*Records supplied:*
════════════════════

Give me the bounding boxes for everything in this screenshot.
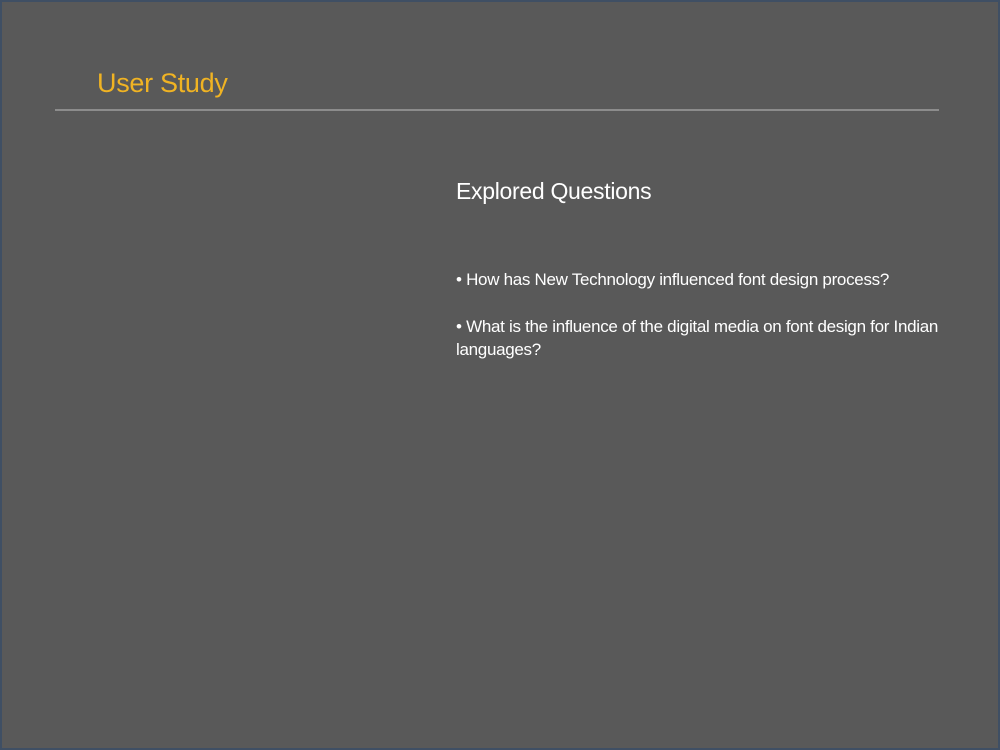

════════════════════

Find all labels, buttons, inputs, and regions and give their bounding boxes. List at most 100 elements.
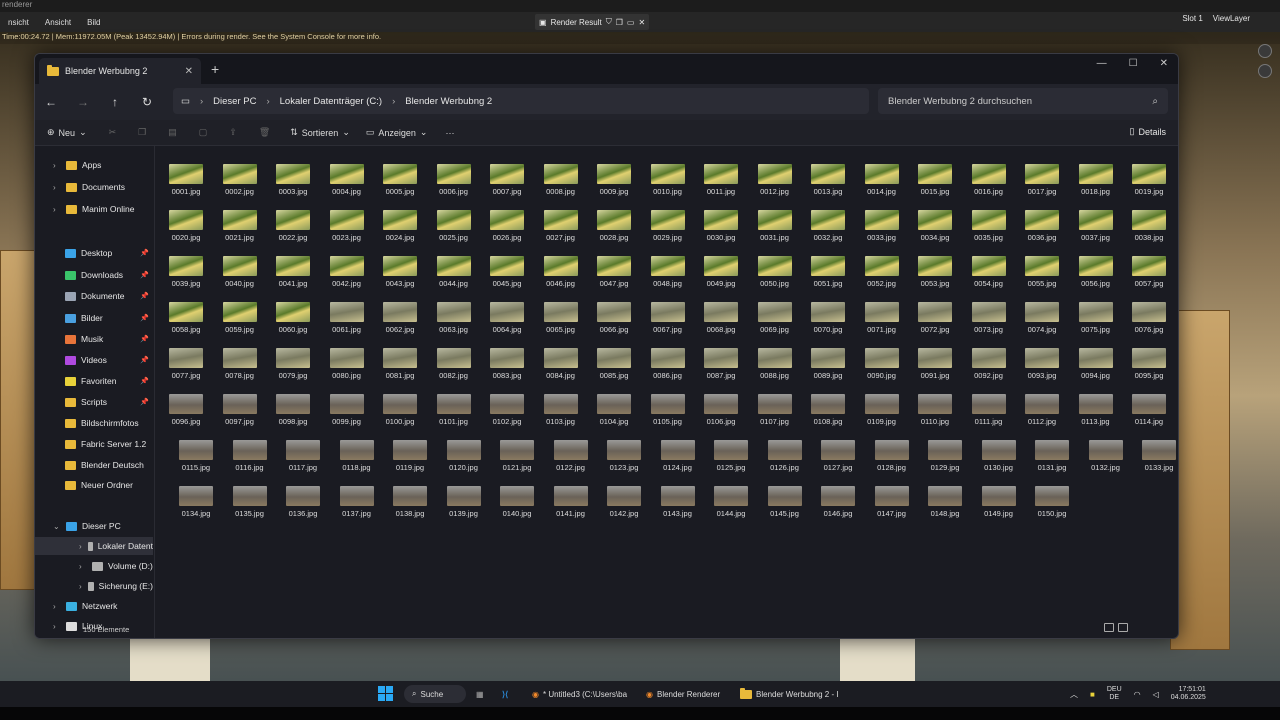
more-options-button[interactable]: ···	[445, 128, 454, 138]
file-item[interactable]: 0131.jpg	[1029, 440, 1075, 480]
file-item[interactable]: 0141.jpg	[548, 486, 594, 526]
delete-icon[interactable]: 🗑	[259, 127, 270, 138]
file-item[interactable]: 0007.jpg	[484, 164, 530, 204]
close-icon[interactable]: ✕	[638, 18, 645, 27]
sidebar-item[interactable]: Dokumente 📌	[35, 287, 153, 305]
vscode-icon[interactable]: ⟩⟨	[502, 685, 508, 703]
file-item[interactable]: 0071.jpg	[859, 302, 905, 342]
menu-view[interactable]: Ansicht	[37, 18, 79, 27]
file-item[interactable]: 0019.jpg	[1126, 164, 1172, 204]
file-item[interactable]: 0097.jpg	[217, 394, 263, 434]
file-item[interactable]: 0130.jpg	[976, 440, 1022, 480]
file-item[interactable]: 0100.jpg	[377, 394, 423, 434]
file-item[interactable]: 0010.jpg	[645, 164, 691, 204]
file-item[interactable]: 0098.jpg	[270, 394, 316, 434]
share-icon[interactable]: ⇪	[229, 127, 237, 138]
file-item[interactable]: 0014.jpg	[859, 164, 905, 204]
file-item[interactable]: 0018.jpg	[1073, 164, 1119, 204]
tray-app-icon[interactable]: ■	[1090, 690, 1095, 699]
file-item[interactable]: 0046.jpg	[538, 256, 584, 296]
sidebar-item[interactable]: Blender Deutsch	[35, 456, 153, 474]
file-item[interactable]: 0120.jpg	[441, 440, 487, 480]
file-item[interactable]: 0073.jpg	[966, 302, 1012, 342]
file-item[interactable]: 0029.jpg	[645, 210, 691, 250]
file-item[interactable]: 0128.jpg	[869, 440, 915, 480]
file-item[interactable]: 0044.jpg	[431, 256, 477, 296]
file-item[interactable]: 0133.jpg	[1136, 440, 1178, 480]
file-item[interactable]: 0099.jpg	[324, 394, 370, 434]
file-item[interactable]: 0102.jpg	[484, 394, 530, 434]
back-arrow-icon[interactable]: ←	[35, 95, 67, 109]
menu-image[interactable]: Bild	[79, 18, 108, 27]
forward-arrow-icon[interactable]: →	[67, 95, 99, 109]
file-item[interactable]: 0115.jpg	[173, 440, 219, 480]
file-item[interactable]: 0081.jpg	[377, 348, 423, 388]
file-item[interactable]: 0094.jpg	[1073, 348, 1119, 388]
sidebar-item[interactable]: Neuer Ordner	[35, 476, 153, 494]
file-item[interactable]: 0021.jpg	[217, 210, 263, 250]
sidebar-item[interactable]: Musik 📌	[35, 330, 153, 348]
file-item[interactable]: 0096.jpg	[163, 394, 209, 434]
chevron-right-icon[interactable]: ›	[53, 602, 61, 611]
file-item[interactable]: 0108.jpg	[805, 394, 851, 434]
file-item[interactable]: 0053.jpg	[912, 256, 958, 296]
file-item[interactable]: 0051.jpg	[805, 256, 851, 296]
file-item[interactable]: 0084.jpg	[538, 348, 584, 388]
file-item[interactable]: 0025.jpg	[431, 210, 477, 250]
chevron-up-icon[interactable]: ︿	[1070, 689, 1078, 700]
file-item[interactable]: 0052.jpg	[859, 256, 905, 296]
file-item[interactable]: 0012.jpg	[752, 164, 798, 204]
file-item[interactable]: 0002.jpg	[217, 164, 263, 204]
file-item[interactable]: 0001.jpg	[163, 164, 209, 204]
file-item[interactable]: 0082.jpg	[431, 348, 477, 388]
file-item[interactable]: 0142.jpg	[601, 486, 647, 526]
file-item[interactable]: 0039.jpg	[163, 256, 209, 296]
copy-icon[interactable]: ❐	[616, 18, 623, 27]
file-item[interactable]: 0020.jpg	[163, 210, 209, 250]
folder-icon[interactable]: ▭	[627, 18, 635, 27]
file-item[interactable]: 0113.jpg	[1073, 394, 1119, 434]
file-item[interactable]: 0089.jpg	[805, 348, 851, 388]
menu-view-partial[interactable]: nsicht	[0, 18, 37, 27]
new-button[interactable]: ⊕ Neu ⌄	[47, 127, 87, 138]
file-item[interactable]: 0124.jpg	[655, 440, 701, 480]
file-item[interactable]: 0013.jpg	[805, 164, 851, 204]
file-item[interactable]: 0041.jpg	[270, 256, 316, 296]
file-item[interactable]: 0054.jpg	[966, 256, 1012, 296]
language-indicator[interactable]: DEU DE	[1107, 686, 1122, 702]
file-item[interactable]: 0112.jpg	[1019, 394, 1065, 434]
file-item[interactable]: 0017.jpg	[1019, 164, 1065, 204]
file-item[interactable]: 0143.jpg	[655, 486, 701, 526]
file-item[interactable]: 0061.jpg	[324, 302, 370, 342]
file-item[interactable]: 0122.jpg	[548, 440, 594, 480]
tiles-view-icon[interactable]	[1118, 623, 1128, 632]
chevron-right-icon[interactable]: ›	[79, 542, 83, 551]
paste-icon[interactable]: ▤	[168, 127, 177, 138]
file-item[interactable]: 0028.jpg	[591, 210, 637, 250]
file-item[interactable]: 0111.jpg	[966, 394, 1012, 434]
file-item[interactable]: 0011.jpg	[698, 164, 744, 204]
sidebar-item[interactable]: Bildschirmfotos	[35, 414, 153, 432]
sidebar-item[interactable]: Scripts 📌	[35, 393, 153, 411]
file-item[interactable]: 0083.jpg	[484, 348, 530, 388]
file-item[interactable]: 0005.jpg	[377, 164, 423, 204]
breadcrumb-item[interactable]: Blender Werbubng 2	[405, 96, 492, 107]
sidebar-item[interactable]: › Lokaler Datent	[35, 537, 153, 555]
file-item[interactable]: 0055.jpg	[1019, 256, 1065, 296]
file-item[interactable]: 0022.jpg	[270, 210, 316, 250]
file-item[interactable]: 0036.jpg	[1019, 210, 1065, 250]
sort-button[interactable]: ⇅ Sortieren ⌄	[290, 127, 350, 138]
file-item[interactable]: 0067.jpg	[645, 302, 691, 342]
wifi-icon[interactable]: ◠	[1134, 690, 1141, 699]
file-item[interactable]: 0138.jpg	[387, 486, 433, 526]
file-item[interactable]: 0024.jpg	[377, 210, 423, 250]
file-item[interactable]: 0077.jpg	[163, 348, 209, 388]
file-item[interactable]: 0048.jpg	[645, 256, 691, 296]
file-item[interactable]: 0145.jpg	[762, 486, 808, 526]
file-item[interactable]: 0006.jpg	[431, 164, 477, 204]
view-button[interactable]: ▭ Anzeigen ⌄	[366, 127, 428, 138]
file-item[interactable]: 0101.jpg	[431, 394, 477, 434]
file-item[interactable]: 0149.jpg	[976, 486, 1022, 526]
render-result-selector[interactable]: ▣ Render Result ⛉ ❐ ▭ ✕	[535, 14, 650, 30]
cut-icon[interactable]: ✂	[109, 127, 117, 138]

════════════════════

*What is asked:* Format the records from the line with "Find all labels, buttons, inputs, and" to the line with "394, 263, 434]" as a numbered list, omitting blank lines and leaving out the pictures.

*Exercise answer:*
1. Find all labels, buttons, inputs, and regions and give their bounding boxes. List at most 100 elements.
2. more-options-button[interactable]: ···	[445, 128, 454, 138]
3. file-item[interactable]: 0131.jpg	[1029, 440, 1075, 480]
4. file-item[interactable]: 0141.jpg	[548, 486, 594, 526]
5. delete-icon[interactable]: 🗑	[259, 127, 270, 138]
6. file-item[interactable]: 0007.jpg	[484, 164, 530, 204]
7. close-icon[interactable]: ✕	[638, 18, 645, 27]
8. sidebar-item[interactable]: Dokumente 📌	[35, 287, 153, 305]
9. vscode-icon[interactable]: ⟩⟨	[502, 685, 508, 703]
10. file-item[interactable]: 0071.jpg	[859, 302, 905, 342]
11. menu-view[interactable]: Ansicht	[37, 18, 79, 27]
12. file-item[interactable]: 0019.jpg	[1126, 164, 1172, 204]
13. file-item[interactable]: 0097.jpg	[217, 394, 263, 434]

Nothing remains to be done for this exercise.